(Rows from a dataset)
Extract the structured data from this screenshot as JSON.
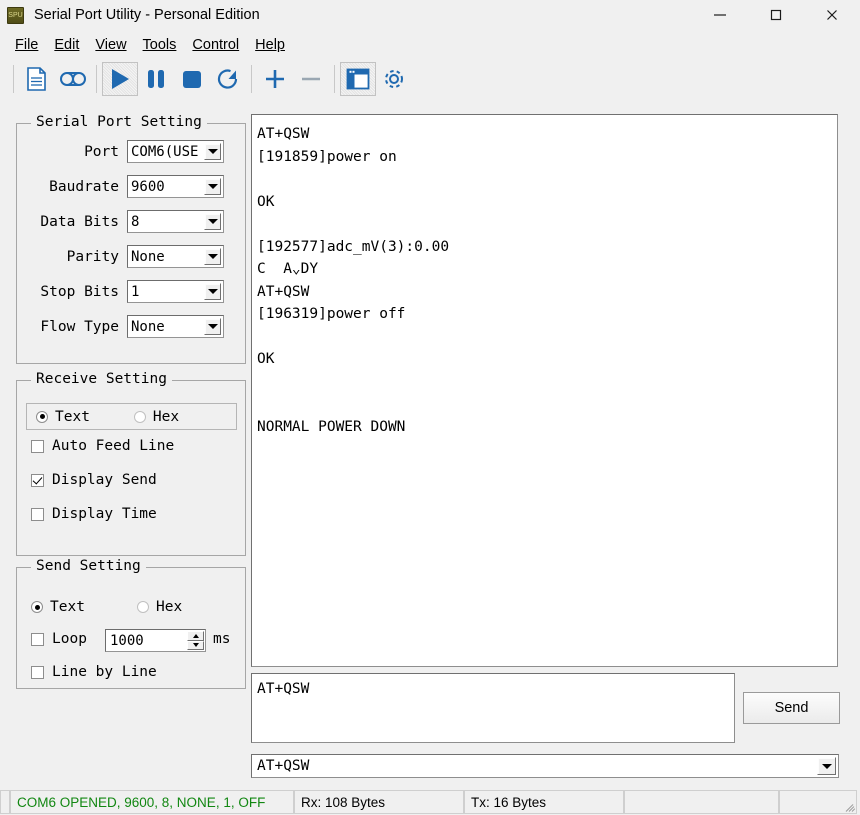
{
  "window": {
    "title": "Serial Port Utility - Personal Edition",
    "icon_label": "SPU",
    "icon_name": "app-icon",
    "controls": {
      "minimize": "minimize-icon",
      "maximize": "maximize-icon",
      "close": "close-icon"
    }
  },
  "menubar": {
    "items": [
      {
        "label": "File",
        "mnemonic": "F"
      },
      {
        "label": "Edit",
        "mnemonic": "E"
      },
      {
        "label": "View",
        "mnemonic": "V"
      },
      {
        "label": "Tools",
        "mnemonic": "T"
      },
      {
        "label": "Control",
        "mnemonic": "C"
      },
      {
        "label": "Help",
        "mnemonic": "H"
      }
    ]
  },
  "toolbar": {
    "buttons": [
      {
        "name": "new-file-icon",
        "pressed": false
      },
      {
        "name": "record-icon",
        "pressed": false
      },
      {
        "name": "play-icon",
        "pressed": true
      },
      {
        "name": "pause-icon",
        "pressed": false
      },
      {
        "name": "stop-icon",
        "pressed": false
      },
      {
        "name": "refresh-icon",
        "pressed": false
      },
      {
        "name": "plus-icon",
        "pressed": false
      },
      {
        "name": "minus-icon",
        "pressed": false
      },
      {
        "name": "window-layout-icon",
        "pressed": true
      },
      {
        "name": "gear-icon",
        "pressed": false
      }
    ]
  },
  "serial_port_setting": {
    "title": "Serial Port Setting",
    "fields": [
      {
        "label": "Port",
        "value": "COM6(USE"
      },
      {
        "label": "Baudrate",
        "value": "9600"
      },
      {
        "label": "Data Bits",
        "value": "8"
      },
      {
        "label": "Parity",
        "value": "None"
      },
      {
        "label": "Stop Bits",
        "value": "1"
      },
      {
        "label": "Flow Type",
        "value": "None"
      }
    ]
  },
  "receive_setting": {
    "title": "Receive Setting",
    "mode": {
      "text_label": "Text",
      "hex_label": "Hex",
      "selected": "Text"
    },
    "checkboxes": [
      {
        "label": "Auto Feed Line",
        "checked": false
      },
      {
        "label": "Display Send",
        "checked": true
      },
      {
        "label": "Display Time",
        "checked": false
      }
    ]
  },
  "send_setting": {
    "title": "Send Setting",
    "mode": {
      "text_label": "Text",
      "hex_label": "Hex",
      "selected": "Text"
    },
    "loop": {
      "label": "Loop",
      "checked": false,
      "value": "1000",
      "unit": "ms"
    },
    "line_by_line": {
      "label": "Line by Line",
      "checked": false
    }
  },
  "terminal": {
    "lines": [
      "AT+QSW",
      "[191859]power on",
      "",
      "OK",
      "",
      "[192577]adc_mV(3):0.00",
      "C  A⌄DY",
      "AT+QSW",
      "[196319]power off",
      "",
      "OK",
      "",
      "",
      "NORMAL POWER DOWN"
    ]
  },
  "send_area": {
    "input_value": "AT+QSW",
    "send_button": "Send",
    "history_value": "AT+QSW"
  },
  "statusbar": {
    "connection": "COM6 OPENED, 9600, 8, NONE, 1, OFF",
    "connection_color": "#128712",
    "rx": "Rx: 108 Bytes",
    "tx": "Tx: 16 Bytes",
    "extra1": "",
    "extra2": ""
  },
  "colors": {
    "accent_blue": "#1f69b0",
    "window_bg": "#f0f0f0",
    "status_green": "#128712"
  }
}
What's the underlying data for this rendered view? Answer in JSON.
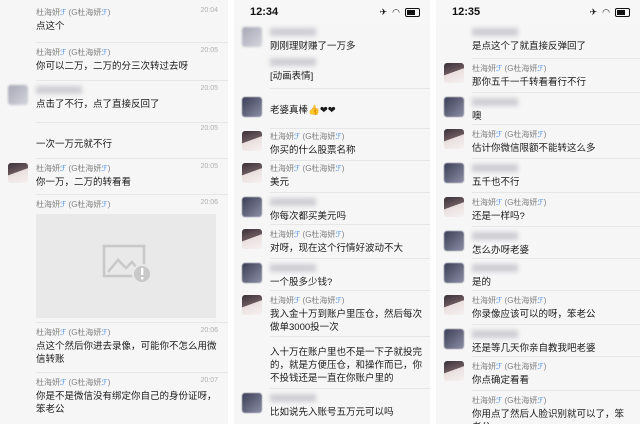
{
  "colors": {
    "panel_bg": "#f6f6f6",
    "nickname": "#808080",
    "timestamp": "#b0b0b0",
    "fish_icon": "#4a90e2"
  },
  "panel1": {
    "messages": [
      {
        "name": "杜海妍",
        "tag": "(G杜海妍",
        "time": "20:04",
        "text": "点这个"
      },
      {
        "name": "杜海妍",
        "tag": "(G杜海妍",
        "time": "20:05",
        "text": "你可以二万，二万的分三次转过去呀"
      },
      {
        "time": "20:05",
        "text": "点击了不行，点了直接反回了"
      },
      {
        "time": "20:05",
        "text": "一次一万元就不行"
      },
      {
        "name": "杜海妍",
        "tag": "(G杜海妍",
        "time": "20:05",
        "text": "你一万，二万的转看看"
      },
      {
        "name": "杜海妍",
        "tag": "(G杜海妍",
        "time": "20:06",
        "text": ""
      },
      {
        "name": "杜海妍",
        "tag": "(G杜海妍",
        "time": "20:06",
        "text": "点这个然后你进去录像，可能你不怎么用微信转账"
      },
      {
        "name": "杜海妍",
        "tag": "(G杜海妍",
        "time": "20:07",
        "text": "你是不是微信没有绑定你自己的身份证呀，笨老公"
      }
    ]
  },
  "panel2": {
    "status_time": "12:34",
    "messages": [
      {
        "text": "刚刚理财赚了一万多"
      },
      {
        "text": "[动画表情]"
      },
      {
        "text": "老婆真棒👍❤❤"
      },
      {
        "name": "杜海妍",
        "tag": "(G杜海妍",
        "text": "你买的什么股票名称"
      },
      {
        "name": "杜海妍",
        "tag": "(G杜海妍",
        "text": "美元"
      },
      {
        "text": "你每次都买美元吗"
      },
      {
        "name": "杜海妍",
        "tag": "(G杜海妍",
        "text": "对呀，现在这个行情好波动不大"
      },
      {
        "text": "一个股多少钱?"
      },
      {
        "name": "杜海妍",
        "tag": "(G杜海妍",
        "text": "我入金十万到账户里压仓，然后每次做单3000投一次"
      },
      {
        "text": "入十万在账户里也不是一下子就投完的，就是方便压仓，和操作而已，你不投钱还是一直在你账户里的"
      },
      {
        "text": "比如说先入账号五万元可以吗"
      }
    ]
  },
  "panel3": {
    "status_time": "12:35",
    "messages": [
      {
        "text": "是点这个了就直接反弹回了"
      },
      {
        "name": "杜海妍",
        "tag": "(G杜海妍",
        "text": "那你五千一千转看看行不行"
      },
      {
        "text": "噢"
      },
      {
        "name": "杜海妍",
        "tag": "(G杜海妍",
        "text": "估计你微信限额不能转这么多"
      },
      {
        "text": "五千也不行"
      },
      {
        "name": "杜海妍",
        "tag": "(G杜海妍",
        "text": "还是一样吗?"
      },
      {
        "text": "怎么办呀老婆"
      },
      {
        "text": "是的"
      },
      {
        "name": "杜海妍",
        "tag": "(G杜海妍",
        "text": "你录像应该可以的呀，笨老公"
      },
      {
        "text": "还是等几天你亲自教我吧老婆"
      },
      {
        "name": "杜海妍",
        "tag": "(G杜海妍",
        "text": "你点确定看看"
      },
      {
        "name": "杜海妍",
        "tag": "(G杜海妍",
        "text": "你用点了然后人脸识别就可以了，笨老公"
      }
    ]
  }
}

### [PROBLEM STATEMENT]
Gather all lines where the word "Display" appears.

### [THE RESPONSE]
        "label": "Display Send",
        "label": "Display Time",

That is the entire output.